Required work:
Answer these from the article on foreign investors and the Indian stock market below:
(a) What dollar value of stocks did foreign portfolio investors sell between October last year and June?
(b) Which market does Christopher Wood name as his favorite over a 10-year period?
(c) By how much are ebitda margins down year-on-year for the sample of 837 companies?

Document section:
____

Long-term tailwind

Though small, the gradual return of FPIs is a good signal for the Indian stock market trajectory

Long-term tailwind
Between October last year and June, they sold $33 billion worth of stocks, taking their ownership of the BSE 500 to 18%, the lowest since 2012.

Christopher Wood, global head of equity strategy at Jefferies , believes the recent run-up in equities is largely a bear market rally in the US that Indian stocks are tailing. The rally, Wood said in an interview, is driven on hopes that inflation pressures have peaked, adding he was ‘suspicious’ about the rallies—both in the US as well as India. But Wood said he is still betting big on India, his favourite market over a 10-year period. Wood is probably right, in the sense that rising interest rates and elevated oil prices could hurt consumption spends in the near term. Also, even as urban demand is on an uptrend, there are no clear signals yet from the rural markets, and the monsoon has been rather uneven. Corporate results for the June quarter are somewhat subdued—though revenues have grown well, high commodity prices and inflation across inputs have dented margins. For a sample of 837 companies (excluding banks and financials), ebitda margins are down some 360 bps year-on-year. Indeed, FY23 could be rough for India’s external sector, with the current account deficit widening to more than 3% of the GDP and weighing on the rupee.

____

Data shown:
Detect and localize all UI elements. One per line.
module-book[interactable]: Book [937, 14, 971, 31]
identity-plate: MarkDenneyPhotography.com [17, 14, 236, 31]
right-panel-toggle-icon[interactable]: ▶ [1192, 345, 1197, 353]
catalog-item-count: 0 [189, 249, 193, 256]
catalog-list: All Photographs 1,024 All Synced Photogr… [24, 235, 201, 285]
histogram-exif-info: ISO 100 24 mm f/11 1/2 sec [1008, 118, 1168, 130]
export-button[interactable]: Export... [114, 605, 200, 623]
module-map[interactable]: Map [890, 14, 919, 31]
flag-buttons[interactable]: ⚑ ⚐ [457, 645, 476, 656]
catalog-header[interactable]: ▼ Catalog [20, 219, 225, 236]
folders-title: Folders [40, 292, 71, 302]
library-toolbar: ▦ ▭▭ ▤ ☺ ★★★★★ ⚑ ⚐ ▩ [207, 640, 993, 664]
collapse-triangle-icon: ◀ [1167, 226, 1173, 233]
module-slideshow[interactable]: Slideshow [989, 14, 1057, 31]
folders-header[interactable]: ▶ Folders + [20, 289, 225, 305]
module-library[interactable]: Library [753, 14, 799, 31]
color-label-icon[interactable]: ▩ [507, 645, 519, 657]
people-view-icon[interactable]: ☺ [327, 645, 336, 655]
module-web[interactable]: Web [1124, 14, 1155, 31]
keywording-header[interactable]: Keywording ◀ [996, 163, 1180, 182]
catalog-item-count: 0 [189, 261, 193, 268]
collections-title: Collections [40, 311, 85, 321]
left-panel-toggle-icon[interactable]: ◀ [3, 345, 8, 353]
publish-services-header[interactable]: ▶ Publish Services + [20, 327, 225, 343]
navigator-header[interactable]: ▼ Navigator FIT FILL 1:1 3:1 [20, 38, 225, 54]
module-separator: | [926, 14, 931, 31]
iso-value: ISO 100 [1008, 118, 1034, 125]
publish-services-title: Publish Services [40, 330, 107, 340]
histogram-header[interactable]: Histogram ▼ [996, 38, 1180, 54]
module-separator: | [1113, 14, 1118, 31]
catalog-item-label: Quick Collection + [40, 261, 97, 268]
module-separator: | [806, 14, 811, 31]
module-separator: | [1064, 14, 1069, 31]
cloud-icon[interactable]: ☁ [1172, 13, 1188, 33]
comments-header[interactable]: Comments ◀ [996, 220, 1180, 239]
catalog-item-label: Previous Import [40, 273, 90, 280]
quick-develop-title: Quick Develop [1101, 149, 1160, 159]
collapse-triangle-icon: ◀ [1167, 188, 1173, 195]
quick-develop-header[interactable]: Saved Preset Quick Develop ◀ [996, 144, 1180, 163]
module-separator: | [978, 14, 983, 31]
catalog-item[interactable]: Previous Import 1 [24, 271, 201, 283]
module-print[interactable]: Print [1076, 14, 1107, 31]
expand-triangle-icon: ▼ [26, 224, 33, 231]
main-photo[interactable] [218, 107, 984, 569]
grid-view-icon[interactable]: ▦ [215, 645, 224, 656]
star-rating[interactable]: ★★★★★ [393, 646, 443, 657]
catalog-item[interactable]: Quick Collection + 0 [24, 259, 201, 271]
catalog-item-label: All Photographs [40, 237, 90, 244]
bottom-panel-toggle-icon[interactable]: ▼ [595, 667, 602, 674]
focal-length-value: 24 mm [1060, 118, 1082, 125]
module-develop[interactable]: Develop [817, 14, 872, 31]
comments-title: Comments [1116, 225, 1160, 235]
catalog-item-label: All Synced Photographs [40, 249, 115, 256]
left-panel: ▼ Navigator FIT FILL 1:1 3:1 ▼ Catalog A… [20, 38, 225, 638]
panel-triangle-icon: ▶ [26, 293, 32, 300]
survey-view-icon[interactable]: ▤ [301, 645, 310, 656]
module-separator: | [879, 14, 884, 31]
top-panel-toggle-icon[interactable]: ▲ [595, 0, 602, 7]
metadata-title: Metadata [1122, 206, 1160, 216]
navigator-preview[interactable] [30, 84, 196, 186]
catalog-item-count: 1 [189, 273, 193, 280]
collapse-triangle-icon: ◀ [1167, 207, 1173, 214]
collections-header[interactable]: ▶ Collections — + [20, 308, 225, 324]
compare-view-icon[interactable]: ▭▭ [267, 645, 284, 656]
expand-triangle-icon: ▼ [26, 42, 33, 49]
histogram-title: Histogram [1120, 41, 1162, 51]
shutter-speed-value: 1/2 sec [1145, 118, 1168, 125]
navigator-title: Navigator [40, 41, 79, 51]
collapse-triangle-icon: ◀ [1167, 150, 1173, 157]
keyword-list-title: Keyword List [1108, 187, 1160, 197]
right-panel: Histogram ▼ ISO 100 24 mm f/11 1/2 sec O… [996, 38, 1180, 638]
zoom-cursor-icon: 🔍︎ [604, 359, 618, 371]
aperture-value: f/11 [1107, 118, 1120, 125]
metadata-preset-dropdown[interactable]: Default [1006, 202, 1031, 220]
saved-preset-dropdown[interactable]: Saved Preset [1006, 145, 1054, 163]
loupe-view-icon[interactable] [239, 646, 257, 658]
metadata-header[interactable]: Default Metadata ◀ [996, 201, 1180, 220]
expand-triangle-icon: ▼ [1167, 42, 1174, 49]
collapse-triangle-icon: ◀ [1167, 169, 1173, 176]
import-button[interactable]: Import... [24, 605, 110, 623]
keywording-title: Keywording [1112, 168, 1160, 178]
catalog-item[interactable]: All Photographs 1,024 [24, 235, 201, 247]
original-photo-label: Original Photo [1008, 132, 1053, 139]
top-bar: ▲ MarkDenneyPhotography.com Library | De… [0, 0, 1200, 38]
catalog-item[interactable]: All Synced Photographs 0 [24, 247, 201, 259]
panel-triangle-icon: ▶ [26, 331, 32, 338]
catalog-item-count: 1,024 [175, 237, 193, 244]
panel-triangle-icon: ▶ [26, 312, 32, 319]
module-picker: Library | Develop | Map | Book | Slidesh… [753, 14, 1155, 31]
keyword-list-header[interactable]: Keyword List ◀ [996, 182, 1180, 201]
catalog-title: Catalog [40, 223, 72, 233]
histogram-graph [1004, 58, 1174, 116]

____

Output below:
(a) $33 billion
(b) India
(c) About 360 bps